WORK TO BE COMPLETED:
In the lines below, how many hold the word "Microsoft"? Answer only with the number.

DATA LINES:
--- begin ---

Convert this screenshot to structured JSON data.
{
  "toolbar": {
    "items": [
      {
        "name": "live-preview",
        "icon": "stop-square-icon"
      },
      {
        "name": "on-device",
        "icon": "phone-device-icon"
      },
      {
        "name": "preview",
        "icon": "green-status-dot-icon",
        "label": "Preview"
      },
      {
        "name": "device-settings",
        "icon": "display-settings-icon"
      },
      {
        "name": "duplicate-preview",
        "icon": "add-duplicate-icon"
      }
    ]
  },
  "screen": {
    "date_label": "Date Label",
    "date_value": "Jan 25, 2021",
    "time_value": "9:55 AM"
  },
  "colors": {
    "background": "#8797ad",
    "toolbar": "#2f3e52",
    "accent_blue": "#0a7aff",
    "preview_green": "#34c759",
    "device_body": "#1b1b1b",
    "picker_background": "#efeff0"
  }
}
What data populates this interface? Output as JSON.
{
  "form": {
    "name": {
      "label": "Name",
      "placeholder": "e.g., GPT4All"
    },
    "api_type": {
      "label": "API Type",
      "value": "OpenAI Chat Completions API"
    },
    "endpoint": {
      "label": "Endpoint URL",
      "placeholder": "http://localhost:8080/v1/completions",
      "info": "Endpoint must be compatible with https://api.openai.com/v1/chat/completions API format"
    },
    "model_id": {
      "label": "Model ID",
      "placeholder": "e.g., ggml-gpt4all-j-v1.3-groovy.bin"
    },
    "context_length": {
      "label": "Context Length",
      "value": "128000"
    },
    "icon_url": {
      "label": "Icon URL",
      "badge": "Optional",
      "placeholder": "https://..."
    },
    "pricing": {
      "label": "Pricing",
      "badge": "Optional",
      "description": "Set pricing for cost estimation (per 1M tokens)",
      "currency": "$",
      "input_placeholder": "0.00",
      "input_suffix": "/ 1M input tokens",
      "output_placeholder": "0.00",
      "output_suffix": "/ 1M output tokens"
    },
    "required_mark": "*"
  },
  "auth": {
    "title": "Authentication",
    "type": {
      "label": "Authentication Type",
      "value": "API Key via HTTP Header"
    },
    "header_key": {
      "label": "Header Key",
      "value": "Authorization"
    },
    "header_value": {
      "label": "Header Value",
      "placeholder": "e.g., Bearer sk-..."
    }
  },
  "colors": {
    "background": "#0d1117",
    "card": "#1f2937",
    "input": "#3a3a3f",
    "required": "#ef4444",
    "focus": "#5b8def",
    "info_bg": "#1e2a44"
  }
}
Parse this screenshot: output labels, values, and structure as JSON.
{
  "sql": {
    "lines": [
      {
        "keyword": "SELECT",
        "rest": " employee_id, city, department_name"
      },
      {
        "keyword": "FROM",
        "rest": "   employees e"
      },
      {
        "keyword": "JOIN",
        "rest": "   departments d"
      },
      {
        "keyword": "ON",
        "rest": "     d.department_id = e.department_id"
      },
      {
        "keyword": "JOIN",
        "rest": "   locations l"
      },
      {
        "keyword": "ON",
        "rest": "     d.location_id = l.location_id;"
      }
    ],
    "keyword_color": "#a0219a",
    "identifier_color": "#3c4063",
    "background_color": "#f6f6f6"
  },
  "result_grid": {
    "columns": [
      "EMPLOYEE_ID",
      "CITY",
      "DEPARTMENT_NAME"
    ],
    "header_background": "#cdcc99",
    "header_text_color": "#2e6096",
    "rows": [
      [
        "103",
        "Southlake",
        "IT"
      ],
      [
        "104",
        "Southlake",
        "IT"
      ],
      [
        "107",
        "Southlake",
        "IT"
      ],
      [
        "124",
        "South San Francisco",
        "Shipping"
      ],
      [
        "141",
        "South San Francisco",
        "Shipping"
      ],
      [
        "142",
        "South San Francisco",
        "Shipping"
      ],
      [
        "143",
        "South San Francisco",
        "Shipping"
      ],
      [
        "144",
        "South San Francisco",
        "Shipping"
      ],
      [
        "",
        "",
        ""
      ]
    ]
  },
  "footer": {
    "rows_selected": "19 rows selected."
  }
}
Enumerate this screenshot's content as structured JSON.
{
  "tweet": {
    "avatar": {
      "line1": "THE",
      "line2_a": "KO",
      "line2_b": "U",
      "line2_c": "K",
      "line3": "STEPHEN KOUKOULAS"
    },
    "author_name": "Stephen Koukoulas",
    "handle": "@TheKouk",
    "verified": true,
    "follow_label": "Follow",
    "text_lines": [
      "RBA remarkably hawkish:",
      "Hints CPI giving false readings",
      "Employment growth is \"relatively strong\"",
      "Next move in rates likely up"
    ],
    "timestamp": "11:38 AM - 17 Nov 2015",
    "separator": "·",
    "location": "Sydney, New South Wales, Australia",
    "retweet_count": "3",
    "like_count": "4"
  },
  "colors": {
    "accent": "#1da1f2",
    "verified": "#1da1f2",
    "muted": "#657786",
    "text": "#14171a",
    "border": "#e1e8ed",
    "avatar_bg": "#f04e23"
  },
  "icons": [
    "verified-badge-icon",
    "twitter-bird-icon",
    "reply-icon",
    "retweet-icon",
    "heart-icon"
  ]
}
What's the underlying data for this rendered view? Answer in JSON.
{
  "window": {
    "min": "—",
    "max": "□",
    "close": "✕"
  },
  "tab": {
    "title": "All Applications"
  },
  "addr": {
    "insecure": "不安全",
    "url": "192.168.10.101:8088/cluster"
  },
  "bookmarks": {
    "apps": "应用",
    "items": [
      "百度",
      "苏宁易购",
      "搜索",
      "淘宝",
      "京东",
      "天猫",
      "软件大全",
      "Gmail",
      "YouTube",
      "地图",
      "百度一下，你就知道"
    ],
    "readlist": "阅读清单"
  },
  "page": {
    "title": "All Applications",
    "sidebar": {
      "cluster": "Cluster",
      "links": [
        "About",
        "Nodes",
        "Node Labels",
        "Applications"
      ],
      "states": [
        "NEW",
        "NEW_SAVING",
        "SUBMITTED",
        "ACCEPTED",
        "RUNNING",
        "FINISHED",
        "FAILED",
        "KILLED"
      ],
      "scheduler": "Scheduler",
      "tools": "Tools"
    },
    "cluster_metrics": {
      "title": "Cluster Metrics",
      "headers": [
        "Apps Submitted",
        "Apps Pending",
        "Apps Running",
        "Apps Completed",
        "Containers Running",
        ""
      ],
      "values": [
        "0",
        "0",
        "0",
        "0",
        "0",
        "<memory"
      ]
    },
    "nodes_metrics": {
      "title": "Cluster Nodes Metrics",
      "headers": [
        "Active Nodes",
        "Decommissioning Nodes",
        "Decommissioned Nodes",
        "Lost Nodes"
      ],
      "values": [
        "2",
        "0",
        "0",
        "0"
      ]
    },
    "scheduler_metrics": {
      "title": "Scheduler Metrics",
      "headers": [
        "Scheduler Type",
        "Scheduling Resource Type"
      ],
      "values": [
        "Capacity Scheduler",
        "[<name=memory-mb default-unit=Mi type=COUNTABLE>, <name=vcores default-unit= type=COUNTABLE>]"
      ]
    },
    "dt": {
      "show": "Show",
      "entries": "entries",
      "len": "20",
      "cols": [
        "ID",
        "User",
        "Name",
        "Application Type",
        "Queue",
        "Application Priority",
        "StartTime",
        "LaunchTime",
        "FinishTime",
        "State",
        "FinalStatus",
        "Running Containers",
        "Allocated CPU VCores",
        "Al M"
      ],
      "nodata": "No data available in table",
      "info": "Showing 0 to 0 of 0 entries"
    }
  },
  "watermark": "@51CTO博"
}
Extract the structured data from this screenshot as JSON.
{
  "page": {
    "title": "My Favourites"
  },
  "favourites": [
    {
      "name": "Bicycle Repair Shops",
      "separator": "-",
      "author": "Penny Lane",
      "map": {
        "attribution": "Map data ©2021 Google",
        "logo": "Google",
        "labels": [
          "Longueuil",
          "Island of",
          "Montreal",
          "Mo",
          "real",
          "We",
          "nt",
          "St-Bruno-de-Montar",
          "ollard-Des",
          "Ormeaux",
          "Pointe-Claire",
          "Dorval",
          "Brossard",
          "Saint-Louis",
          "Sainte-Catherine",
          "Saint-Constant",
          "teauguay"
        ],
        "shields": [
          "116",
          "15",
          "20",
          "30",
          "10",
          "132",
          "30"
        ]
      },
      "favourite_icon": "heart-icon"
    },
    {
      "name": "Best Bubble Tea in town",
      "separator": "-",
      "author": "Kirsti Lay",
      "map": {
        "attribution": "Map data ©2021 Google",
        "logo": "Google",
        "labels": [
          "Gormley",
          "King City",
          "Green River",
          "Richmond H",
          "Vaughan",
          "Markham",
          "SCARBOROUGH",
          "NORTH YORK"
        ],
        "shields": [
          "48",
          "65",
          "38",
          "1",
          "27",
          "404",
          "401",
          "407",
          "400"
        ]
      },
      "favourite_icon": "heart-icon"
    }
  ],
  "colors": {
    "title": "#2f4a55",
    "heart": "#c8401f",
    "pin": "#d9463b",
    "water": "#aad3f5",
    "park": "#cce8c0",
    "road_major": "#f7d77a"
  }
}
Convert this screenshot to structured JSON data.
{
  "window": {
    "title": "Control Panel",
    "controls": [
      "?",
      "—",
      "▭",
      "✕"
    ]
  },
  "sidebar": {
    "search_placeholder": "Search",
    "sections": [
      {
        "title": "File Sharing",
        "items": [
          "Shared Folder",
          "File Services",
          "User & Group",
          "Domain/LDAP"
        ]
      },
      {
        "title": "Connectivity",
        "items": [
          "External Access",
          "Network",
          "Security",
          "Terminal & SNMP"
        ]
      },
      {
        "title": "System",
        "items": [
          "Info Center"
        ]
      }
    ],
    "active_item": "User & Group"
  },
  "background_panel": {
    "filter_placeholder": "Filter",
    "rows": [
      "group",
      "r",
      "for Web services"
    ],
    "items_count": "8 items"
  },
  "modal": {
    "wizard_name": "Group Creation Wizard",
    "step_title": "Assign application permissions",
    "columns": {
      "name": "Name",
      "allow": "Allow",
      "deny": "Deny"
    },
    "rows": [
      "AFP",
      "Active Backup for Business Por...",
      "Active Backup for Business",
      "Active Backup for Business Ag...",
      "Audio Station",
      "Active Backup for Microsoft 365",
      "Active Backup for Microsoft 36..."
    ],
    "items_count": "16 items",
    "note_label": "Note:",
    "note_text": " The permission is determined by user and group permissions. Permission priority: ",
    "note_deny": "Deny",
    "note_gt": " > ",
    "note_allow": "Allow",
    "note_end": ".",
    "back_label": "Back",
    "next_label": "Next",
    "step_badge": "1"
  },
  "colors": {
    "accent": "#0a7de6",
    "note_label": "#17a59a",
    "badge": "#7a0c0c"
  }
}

--- end ---

FINAL RESULT:
2